## Data for this exercise
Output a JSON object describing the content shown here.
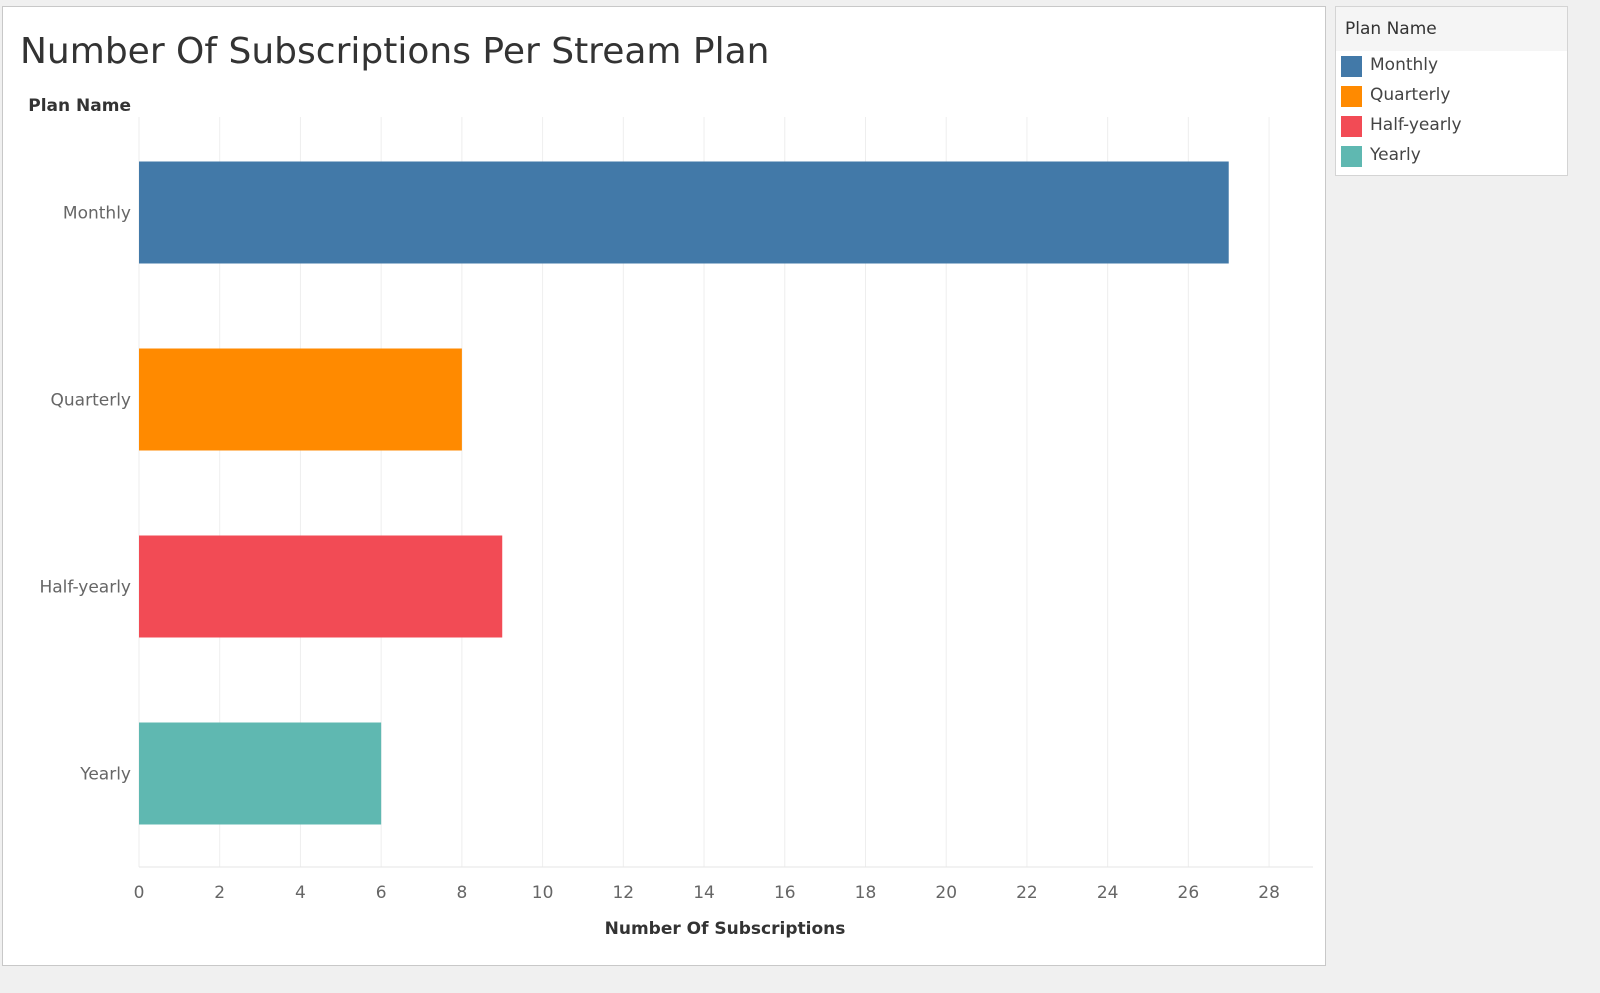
{
  "chart_data": {
    "type": "bar",
    "orientation": "horizontal",
    "title": "Number Of Subscriptions Per Stream Plan",
    "xlabel": "Number Of Subscriptions",
    "ylabel": "Plan Name",
    "categories": [
      "Monthly",
      "Quarterly",
      "Half-yearly",
      "Yearly"
    ],
    "values": [
      27,
      8,
      9,
      6
    ],
    "xlim": [
      0,
      29
    ],
    "xticks": [
      0,
      2,
      4,
      6,
      8,
      10,
      12,
      14,
      16,
      18,
      20,
      22,
      24,
      26,
      28
    ],
    "colors": [
      "#4279A8",
      "#FF8A00",
      "#F24B55",
      "#5FB8B1"
    ],
    "grid": true,
    "legend": {
      "title": "Plan Name",
      "position": "right",
      "items": [
        "Monthly",
        "Quarterly",
        "Half-yearly",
        "Yearly"
      ]
    }
  }
}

## Given request
Transcribe the full listing above exactly, with the images removed.

## Problem solution
Output a JSON object describing the content shown here.
{
  "chart_data": {
    "type": "bar",
    "orientation": "horizontal",
    "title": "Number Of Subscriptions Per Stream Plan",
    "xlabel": "Number Of Subscriptions",
    "ylabel": "Plan Name",
    "categories": [
      "Monthly",
      "Quarterly",
      "Half-yearly",
      "Yearly"
    ],
    "values": [
      27,
      8,
      9,
      6
    ],
    "xlim": [
      0,
      29
    ],
    "xticks": [
      0,
      2,
      4,
      6,
      8,
      10,
      12,
      14,
      16,
      18,
      20,
      22,
      24,
      26,
      28
    ],
    "colors": [
      "#4279A8",
      "#FF8A00",
      "#F24B55",
      "#5FB8B1"
    ],
    "grid": true,
    "legend": {
      "title": "Plan Name",
      "position": "right",
      "items": [
        "Monthly",
        "Quarterly",
        "Half-yearly",
        "Yearly"
      ]
    }
  }
}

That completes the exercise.